• **RECORDS FOR THIS EXERCISE**:

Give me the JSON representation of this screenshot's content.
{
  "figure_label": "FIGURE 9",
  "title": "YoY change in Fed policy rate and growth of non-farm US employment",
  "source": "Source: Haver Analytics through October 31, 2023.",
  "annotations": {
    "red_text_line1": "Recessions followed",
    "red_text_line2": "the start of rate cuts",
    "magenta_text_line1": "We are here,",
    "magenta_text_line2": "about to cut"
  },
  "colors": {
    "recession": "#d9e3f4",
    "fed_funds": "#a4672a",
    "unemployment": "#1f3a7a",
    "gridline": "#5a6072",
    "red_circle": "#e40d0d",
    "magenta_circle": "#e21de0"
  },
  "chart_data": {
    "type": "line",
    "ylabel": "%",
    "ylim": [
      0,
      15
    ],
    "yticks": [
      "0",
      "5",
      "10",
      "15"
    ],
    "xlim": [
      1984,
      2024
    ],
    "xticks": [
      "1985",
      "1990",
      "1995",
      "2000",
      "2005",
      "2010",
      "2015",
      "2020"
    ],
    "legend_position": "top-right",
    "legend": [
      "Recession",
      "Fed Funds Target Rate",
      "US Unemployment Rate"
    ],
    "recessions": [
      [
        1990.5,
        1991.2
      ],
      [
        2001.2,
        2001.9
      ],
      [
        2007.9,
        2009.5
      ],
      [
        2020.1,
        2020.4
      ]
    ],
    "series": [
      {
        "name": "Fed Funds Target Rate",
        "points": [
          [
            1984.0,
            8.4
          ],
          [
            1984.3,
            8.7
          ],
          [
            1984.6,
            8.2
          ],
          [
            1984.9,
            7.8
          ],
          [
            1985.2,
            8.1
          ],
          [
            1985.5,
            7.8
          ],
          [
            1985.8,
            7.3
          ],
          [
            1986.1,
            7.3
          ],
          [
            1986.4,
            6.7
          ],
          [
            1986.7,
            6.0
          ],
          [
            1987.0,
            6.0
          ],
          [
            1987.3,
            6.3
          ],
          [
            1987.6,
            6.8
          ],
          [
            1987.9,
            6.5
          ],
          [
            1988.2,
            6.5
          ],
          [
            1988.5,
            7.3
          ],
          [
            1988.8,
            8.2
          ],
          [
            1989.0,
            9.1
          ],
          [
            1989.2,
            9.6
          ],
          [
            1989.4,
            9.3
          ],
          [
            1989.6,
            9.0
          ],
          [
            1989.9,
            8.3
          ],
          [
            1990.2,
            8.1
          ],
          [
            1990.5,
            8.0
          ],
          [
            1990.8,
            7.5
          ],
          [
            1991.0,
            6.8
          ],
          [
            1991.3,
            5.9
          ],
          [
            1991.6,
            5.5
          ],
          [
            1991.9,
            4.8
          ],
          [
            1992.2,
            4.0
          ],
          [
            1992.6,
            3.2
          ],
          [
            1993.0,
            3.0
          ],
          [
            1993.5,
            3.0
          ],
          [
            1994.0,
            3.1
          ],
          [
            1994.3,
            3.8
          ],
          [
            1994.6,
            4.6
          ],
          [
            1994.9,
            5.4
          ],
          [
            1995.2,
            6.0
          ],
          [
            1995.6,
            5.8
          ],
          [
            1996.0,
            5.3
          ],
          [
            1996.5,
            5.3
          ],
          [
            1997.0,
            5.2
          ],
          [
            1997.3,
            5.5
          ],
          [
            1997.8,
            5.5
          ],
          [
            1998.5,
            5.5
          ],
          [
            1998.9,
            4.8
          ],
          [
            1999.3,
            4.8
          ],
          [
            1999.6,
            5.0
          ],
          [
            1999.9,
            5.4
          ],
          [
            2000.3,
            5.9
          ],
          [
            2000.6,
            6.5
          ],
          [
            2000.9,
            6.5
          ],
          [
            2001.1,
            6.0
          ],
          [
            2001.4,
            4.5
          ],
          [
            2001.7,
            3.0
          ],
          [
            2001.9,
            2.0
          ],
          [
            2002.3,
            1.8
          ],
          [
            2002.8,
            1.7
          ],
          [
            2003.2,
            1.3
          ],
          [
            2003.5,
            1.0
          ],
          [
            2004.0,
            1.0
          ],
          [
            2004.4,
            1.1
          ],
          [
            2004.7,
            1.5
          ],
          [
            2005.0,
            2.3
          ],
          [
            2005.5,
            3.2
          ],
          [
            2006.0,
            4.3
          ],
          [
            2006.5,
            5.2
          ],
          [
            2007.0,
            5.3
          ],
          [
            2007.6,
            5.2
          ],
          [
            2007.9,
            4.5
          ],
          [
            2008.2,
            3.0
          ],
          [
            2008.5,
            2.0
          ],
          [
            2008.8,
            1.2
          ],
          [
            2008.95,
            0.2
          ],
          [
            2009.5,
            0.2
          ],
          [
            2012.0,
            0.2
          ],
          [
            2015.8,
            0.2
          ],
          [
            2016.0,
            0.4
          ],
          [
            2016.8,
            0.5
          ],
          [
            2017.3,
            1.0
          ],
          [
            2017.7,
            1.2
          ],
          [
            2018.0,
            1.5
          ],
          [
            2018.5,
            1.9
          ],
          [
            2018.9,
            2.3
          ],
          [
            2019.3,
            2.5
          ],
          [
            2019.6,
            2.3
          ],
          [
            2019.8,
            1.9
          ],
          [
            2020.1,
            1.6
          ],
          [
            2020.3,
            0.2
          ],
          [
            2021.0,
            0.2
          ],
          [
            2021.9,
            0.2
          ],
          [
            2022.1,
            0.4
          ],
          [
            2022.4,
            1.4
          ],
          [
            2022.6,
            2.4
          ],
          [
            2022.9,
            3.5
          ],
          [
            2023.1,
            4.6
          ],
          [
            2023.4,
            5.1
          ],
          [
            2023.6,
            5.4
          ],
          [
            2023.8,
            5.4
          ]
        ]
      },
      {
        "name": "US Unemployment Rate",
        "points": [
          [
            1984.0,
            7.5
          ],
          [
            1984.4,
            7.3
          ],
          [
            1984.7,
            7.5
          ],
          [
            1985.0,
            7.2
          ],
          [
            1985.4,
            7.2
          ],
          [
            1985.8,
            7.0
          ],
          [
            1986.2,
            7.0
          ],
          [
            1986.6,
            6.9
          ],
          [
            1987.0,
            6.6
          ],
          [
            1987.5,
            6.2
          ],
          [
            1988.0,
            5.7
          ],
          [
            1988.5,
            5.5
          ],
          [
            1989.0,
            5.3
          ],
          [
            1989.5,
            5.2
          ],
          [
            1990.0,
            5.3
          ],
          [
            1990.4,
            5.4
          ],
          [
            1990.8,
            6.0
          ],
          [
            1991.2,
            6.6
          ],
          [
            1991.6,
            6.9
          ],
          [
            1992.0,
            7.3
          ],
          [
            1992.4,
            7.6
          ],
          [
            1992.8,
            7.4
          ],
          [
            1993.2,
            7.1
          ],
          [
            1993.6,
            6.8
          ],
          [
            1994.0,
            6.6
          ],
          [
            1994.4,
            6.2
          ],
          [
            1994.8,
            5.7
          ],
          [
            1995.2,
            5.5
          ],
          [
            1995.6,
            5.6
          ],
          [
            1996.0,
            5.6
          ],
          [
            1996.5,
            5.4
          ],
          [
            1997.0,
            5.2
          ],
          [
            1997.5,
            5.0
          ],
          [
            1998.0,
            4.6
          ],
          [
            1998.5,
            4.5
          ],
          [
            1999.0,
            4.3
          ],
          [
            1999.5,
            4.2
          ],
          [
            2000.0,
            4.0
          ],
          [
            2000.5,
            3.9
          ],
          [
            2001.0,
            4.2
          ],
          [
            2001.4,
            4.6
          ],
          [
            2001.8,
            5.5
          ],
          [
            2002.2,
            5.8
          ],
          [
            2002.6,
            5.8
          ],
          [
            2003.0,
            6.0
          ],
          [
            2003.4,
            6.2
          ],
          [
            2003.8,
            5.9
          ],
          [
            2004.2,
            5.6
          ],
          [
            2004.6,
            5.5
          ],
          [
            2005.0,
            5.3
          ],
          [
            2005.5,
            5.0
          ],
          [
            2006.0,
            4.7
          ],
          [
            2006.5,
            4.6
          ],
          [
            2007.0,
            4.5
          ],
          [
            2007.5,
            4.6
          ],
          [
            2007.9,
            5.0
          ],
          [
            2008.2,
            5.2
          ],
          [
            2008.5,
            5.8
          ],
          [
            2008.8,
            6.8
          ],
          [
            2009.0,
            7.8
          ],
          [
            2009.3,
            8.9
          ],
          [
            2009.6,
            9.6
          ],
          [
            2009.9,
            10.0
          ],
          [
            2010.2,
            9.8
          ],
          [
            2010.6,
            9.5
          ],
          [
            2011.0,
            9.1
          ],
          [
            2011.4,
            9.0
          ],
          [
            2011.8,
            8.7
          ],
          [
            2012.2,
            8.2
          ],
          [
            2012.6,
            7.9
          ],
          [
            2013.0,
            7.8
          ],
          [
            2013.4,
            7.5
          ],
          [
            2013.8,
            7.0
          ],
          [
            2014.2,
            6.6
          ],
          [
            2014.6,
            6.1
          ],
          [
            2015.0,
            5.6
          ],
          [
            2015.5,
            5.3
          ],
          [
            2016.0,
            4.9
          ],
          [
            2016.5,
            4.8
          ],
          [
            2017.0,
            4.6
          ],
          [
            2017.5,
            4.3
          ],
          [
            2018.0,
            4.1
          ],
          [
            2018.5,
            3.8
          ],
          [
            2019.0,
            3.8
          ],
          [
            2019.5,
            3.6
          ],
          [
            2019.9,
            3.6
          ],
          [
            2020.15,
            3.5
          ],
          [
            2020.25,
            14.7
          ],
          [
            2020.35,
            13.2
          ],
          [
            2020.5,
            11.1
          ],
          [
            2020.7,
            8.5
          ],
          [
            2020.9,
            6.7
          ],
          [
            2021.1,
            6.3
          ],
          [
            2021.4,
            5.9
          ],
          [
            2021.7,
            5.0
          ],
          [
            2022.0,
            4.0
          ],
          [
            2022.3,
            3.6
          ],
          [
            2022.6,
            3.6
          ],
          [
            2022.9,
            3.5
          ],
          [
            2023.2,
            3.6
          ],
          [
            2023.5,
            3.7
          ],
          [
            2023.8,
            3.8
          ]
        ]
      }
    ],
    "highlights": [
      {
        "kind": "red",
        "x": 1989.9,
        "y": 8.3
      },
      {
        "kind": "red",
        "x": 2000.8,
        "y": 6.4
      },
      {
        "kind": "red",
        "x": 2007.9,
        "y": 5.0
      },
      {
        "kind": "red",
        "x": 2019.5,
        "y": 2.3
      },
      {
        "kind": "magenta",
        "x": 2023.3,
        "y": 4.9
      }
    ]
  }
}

• **WORK REQUIRED**:
In the material above, find each line that contains the word "Target", and select it.

• **SOLUTION TO THE EXERCISE**:
      "Fed Funds Target Rate",
        "name": "Fed Funds Target Rate",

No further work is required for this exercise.